• [Given request]:
Set down the material below word for word, excluding the pictures.

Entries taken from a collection
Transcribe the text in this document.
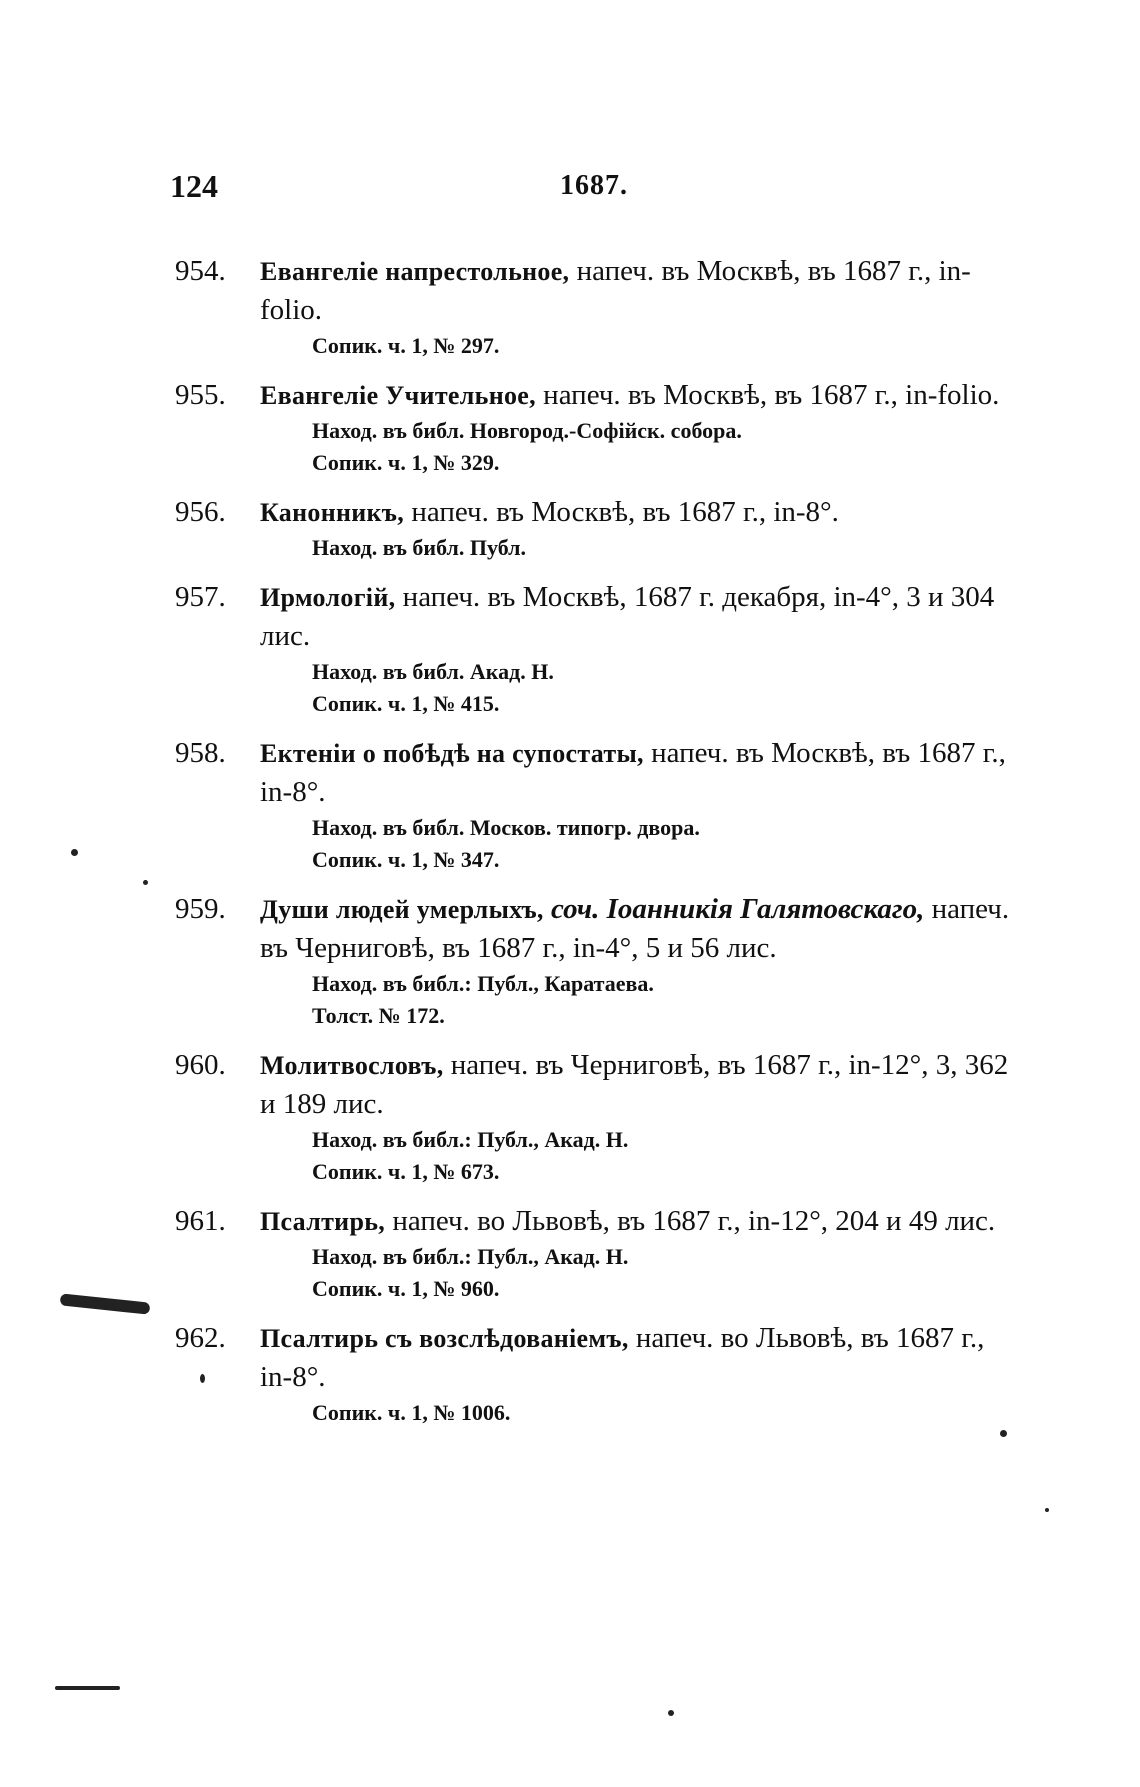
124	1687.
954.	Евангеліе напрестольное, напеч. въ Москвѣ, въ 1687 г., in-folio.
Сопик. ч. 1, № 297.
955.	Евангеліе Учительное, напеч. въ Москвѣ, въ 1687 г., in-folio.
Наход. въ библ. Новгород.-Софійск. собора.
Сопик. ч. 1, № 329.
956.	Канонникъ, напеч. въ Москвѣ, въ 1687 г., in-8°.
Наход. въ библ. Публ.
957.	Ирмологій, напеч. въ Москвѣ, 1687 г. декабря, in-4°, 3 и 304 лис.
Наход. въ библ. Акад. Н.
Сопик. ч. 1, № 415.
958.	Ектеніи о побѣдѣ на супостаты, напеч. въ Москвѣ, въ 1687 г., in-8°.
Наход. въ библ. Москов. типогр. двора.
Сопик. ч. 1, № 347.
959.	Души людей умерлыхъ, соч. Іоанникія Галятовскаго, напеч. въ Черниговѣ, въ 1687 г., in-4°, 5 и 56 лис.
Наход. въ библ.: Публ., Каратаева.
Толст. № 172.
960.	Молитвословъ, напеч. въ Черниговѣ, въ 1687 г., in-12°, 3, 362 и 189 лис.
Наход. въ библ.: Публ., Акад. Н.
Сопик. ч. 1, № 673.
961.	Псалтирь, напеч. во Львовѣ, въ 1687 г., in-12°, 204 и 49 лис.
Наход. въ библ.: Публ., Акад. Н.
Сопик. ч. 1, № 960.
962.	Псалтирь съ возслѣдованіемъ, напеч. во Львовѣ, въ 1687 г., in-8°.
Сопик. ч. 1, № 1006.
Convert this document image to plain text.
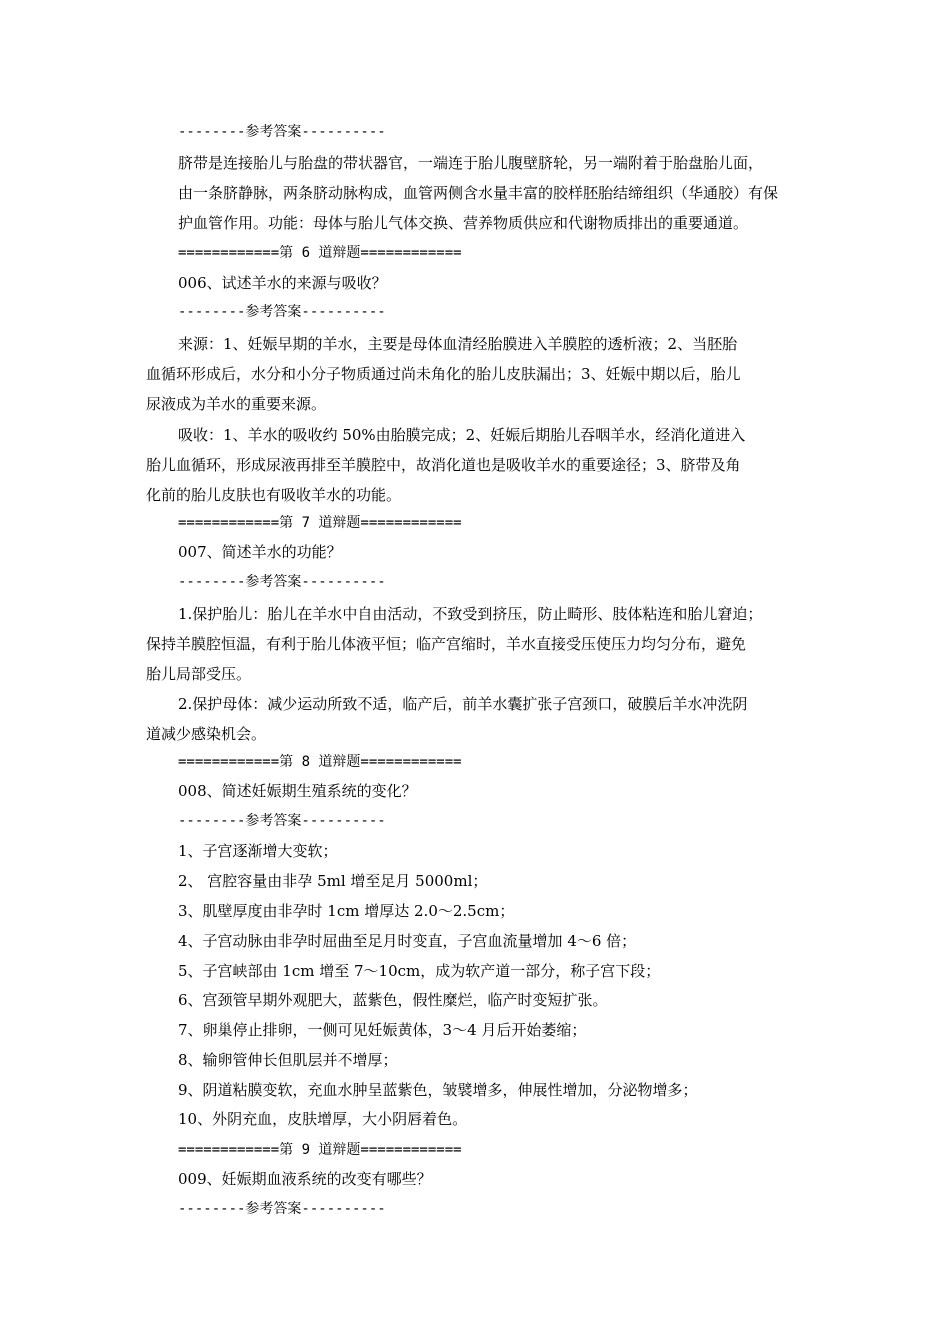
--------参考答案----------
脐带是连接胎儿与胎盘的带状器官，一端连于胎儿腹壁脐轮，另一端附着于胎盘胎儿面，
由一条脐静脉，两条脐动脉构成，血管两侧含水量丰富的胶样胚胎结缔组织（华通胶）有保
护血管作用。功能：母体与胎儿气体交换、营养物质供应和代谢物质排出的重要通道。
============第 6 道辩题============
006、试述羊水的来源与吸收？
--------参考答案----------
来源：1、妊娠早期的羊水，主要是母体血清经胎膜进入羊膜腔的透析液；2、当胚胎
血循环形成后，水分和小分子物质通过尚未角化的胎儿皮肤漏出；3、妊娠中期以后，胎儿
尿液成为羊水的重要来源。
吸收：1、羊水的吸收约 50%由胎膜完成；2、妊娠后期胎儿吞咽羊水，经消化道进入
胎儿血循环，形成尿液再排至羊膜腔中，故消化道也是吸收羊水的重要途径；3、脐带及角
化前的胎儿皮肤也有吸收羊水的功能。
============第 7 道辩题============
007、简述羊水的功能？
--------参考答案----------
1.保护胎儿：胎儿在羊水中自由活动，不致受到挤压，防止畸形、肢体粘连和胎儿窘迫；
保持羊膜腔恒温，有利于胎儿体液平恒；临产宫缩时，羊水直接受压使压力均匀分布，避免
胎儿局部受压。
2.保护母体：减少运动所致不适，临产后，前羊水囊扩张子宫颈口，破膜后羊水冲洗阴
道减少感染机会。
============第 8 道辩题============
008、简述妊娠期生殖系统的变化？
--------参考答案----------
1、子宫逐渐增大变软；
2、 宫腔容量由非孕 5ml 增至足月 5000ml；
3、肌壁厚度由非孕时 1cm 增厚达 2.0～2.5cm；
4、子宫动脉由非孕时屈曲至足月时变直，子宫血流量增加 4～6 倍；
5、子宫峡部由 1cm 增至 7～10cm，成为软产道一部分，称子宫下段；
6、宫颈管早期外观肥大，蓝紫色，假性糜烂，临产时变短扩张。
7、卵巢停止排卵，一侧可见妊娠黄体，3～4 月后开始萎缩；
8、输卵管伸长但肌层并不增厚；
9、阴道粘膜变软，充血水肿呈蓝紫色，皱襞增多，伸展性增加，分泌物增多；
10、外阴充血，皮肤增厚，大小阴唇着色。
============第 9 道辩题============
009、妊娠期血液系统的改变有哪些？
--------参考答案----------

• [Exercise response]:
Transcribe the text in this document.
124	1687.
954.	Евангеліе напрестольное, напеч. въ Москвѣ, въ 1687 г., in-folio.
Сопик. ч. 1, № 297.
955.	Евангеліе Учительное, напеч. въ Москвѣ, въ 1687 г., in-folio.
Наход. въ библ. Новгород.-Софійск. собора.
Сопик. ч. 1, № 329.
956.	Канонникъ, напеч. въ Москвѣ, въ 1687 г., in-8°.
Наход. въ библ. Публ.
957.	Ирмологій, напеч. въ Москвѣ, 1687 г. декабря, in-4°, 3 и 304 лис.
Наход. въ библ. Акад. Н.
Сопик. ч. 1, № 415.
958.	Ектеніи о побѣдѣ на супостаты, напеч. въ Москвѣ, въ 1687 г., in-8°.
Наход. въ библ. Москов. типогр. двора.
Сопик. ч. 1, № 347.
959.	Души людей умерлыхъ, соч. Іоанникія Галятовскаго, напеч. въ Черниговѣ, въ 1687 г., in-4°, 5 и 56 лис.
Наход. въ библ.: Публ., Каратаева.
Толст. № 172.
960.	Молитвословъ, напеч. въ Черниговѣ, въ 1687 г., in-12°, 3, 362 и 189 лис.
Наход. въ библ.: Публ., Акад. Н.
Сопик. ч. 1, № 673.
961.	Псалтирь, напеч. во Львовѣ, въ 1687 г., in-12°, 204 и 49 лис.
Наход. въ библ.: Публ., Акад. Н.
Сопик. ч. 1, № 960.
962.	Псалтирь съ возслѣдованіемъ, напеч. во Львовѣ, въ 1687 г., in-8°.
Сопик. ч. 1, № 1006.
Convert this document image to plain text.
--------参考答案----------
脐带是连接胎儿与胎盘的带状器官，一端连于胎儿腹壁脐轮，另一端附着于胎盘胎儿面，
由一条脐静脉，两条脐动脉构成，血管两侧含水量丰富的胶样胚胎结缔组织（华通胶）有保
护血管作用。功能：母体与胎儿气体交换、营养物质供应和代谢物质排出的重要通道。
============第 6 道辩题============
006、试述羊水的来源与吸收？
--------参考答案----------
来源：1、妊娠早期的羊水，主要是母体血清经胎膜进入羊膜腔的透析液；2、当胚胎
血循环形成后，水分和小分子物质通过尚未角化的胎儿皮肤漏出；3、妊娠中期以后，胎儿
尿液成为羊水的重要来源。
吸收：1、羊水的吸收约 50%由胎膜完成；2、妊娠后期胎儿吞咽羊水，经消化道进入
胎儿血循环，形成尿液再排至羊膜腔中，故消化道也是吸收羊水的重要途径；3、脐带及角
化前的胎儿皮肤也有吸收羊水的功能。
============第 7 道辩题============
007、简述羊水的功能？
--------参考答案----------
1.保护胎儿：胎儿在羊水中自由活动，不致受到挤压，防止畸形、肢体粘连和胎儿窘迫；
保持羊膜腔恒温，有利于胎儿体液平恒；临产宫缩时，羊水直接受压使压力均匀分布，避免
胎儿局部受压。
2.保护母体：减少运动所致不适，临产后，前羊水囊扩张子宫颈口，破膜后羊水冲洗阴
道减少感染机会。
============第 8 道辩题============
008、简述妊娠期生殖系统的变化？
--------参考答案----------
1、子宫逐渐增大变软；
2、 宫腔容量由非孕 5ml 增至足月 5000ml；
3、肌壁厚度由非孕时 1cm 增厚达 2.0～2.5cm；
4、子宫动脉由非孕时屈曲至足月时变直，子宫血流量增加 4～6 倍；
5、子宫峡部由 1cm 增至 7～10cm，成为软产道一部分，称子宫下段；
6、宫颈管早期外观肥大，蓝紫色，假性糜烂，临产时变短扩张。
7、卵巢停止排卵，一侧可见妊娠黄体，3～4 月后开始萎缩；
8、输卵管伸长但肌层并不增厚；
9、阴道粘膜变软，充血水肿呈蓝紫色，皱襞增多，伸展性增加，分泌物增多；
10、外阴充血，皮肤增厚，大小阴唇着色。
============第 9 道辩题============
009、妊娠期血液系统的改变有哪些？
--------参考答案----------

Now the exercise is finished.